> _The data_:
# # # # #
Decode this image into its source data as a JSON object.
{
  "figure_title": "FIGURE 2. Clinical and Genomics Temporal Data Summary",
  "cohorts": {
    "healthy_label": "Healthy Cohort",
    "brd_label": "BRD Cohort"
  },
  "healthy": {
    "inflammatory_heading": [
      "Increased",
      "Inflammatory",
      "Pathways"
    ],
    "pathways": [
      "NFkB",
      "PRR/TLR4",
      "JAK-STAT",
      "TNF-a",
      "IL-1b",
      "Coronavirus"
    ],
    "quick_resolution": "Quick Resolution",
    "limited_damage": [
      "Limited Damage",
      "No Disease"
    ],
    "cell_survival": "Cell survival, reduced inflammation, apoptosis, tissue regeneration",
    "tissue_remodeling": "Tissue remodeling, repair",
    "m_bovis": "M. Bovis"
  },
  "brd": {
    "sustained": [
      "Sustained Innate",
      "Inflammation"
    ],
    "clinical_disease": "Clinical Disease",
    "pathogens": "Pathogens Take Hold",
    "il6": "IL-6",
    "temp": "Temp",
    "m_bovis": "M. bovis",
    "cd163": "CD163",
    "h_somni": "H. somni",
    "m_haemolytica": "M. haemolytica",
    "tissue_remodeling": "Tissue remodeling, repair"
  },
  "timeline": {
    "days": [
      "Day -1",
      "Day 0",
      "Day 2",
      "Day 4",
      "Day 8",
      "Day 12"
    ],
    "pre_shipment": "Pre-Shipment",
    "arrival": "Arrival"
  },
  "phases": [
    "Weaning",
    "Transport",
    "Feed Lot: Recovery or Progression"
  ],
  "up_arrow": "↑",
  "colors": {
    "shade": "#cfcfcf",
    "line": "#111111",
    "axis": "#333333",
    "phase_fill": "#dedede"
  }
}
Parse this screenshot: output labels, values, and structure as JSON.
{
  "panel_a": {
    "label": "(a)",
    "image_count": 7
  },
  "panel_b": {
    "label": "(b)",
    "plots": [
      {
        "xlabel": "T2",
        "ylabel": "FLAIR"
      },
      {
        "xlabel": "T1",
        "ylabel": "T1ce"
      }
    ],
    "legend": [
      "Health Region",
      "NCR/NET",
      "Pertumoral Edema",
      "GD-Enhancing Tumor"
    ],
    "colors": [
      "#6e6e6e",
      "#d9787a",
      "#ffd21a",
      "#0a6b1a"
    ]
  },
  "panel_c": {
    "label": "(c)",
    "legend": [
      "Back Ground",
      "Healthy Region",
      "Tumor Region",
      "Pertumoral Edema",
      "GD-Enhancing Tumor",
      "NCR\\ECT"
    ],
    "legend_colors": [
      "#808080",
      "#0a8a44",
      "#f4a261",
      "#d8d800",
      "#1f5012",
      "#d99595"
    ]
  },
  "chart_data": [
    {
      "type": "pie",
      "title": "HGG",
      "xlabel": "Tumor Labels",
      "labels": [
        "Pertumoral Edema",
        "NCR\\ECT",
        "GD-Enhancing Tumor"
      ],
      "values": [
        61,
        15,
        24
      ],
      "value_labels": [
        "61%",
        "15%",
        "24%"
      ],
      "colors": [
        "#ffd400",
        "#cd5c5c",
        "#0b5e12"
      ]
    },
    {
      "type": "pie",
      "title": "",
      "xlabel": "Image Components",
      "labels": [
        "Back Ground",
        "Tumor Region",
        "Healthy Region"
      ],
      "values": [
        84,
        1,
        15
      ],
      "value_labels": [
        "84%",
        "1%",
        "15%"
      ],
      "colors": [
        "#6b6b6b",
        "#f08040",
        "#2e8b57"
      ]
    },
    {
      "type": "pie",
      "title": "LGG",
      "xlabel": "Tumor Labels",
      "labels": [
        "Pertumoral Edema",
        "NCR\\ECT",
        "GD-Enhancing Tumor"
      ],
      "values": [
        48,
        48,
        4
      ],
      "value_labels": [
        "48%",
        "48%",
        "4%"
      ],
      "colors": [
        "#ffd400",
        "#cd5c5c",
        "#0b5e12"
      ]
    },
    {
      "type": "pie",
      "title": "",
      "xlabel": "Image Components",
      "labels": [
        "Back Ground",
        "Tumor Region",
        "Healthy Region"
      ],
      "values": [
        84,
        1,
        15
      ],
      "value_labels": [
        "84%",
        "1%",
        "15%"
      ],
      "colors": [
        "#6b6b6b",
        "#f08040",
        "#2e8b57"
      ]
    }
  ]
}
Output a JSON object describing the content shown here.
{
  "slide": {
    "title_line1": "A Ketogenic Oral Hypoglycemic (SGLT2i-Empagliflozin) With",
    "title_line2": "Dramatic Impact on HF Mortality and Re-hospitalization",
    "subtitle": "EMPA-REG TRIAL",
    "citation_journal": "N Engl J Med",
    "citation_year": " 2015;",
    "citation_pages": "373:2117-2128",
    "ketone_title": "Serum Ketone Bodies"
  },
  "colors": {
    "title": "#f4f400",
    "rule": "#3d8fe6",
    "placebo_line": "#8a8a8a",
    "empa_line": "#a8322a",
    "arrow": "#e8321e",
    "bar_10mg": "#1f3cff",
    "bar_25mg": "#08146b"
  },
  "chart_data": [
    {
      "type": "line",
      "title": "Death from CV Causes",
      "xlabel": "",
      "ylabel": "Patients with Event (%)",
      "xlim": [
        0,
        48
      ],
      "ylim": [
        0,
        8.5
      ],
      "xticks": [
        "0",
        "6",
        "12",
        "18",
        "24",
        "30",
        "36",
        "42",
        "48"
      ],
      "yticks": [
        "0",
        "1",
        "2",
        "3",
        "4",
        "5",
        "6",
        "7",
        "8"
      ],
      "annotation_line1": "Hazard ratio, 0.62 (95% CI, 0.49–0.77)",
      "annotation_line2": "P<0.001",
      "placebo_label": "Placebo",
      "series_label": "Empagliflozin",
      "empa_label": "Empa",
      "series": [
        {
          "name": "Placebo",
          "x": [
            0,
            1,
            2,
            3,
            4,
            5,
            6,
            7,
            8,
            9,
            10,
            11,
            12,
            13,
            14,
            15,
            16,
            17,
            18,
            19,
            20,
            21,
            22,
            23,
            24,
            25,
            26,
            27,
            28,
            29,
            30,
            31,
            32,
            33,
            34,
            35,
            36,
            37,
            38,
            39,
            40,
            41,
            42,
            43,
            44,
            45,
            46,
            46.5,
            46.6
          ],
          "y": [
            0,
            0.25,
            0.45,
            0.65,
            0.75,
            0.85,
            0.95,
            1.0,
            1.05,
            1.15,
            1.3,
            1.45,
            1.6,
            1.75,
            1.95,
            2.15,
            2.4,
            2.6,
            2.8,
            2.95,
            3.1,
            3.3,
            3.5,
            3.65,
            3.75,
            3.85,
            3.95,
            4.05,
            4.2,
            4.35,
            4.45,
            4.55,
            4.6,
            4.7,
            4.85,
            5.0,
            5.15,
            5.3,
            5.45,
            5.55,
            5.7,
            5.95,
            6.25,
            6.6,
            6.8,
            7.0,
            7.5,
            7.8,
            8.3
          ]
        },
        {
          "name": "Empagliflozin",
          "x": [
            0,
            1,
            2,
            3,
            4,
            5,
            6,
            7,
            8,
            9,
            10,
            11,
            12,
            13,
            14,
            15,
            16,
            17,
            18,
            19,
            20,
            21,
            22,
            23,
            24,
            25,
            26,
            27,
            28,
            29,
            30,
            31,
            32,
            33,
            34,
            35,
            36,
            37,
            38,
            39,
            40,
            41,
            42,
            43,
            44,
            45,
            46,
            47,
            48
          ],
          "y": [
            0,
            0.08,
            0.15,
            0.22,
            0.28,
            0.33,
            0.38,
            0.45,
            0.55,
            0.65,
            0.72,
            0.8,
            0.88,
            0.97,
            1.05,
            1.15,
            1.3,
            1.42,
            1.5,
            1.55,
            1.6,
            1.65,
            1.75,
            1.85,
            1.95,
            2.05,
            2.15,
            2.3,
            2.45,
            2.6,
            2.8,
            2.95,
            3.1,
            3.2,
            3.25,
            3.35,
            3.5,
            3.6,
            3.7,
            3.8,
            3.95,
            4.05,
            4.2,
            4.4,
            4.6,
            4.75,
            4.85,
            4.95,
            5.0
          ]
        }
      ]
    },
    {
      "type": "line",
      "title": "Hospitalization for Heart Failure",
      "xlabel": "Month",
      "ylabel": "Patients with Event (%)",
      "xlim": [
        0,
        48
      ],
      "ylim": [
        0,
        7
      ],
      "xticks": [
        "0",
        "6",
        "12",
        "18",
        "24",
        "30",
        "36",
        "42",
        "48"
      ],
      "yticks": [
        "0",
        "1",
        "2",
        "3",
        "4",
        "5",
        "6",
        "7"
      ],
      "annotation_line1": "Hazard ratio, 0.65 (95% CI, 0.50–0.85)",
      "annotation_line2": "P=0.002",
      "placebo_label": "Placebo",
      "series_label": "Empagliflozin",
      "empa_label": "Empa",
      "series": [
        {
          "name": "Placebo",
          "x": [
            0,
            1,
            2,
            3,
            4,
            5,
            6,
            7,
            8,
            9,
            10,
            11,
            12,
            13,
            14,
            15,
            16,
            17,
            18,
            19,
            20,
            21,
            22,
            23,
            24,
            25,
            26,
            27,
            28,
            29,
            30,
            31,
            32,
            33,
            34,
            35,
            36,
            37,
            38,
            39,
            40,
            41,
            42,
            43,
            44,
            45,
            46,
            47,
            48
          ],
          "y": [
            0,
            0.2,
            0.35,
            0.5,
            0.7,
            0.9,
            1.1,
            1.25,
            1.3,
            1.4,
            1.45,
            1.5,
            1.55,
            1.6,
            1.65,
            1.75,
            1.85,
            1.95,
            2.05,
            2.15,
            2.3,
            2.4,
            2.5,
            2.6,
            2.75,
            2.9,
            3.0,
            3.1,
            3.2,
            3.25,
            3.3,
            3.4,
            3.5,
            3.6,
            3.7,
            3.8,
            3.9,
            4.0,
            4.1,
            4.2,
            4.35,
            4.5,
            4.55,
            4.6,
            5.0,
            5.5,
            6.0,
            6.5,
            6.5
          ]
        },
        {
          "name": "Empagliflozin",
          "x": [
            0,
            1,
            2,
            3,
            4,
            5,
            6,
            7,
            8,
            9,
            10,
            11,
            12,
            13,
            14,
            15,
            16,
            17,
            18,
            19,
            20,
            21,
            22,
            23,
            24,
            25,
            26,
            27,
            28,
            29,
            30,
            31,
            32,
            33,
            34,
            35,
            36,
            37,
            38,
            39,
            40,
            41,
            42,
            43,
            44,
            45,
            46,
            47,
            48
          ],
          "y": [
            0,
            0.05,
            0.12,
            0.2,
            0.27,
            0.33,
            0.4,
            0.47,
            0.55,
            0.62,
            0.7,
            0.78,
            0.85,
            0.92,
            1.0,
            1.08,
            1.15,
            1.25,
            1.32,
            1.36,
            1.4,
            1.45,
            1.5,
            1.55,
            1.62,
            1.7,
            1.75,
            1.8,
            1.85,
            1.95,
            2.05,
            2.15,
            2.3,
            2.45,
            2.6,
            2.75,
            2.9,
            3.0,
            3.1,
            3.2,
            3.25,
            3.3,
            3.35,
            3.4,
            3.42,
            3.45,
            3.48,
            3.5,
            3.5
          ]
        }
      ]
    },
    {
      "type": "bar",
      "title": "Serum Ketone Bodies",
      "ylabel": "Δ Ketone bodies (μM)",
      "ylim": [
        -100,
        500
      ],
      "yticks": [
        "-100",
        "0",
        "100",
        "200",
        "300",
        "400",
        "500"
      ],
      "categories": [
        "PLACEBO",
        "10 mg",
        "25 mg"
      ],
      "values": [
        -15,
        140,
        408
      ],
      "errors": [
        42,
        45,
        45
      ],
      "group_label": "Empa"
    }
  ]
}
# # # # #
> _Your assignment_: For this exercise, gather every line of the data that contains the word "Region".

> _Response_:
      "Health Region",
      "Healthy Region",
      "Tumor Region",
        "Tumor Region",
        "Healthy Region"
        "Tumor Region",
        "Healthy Region"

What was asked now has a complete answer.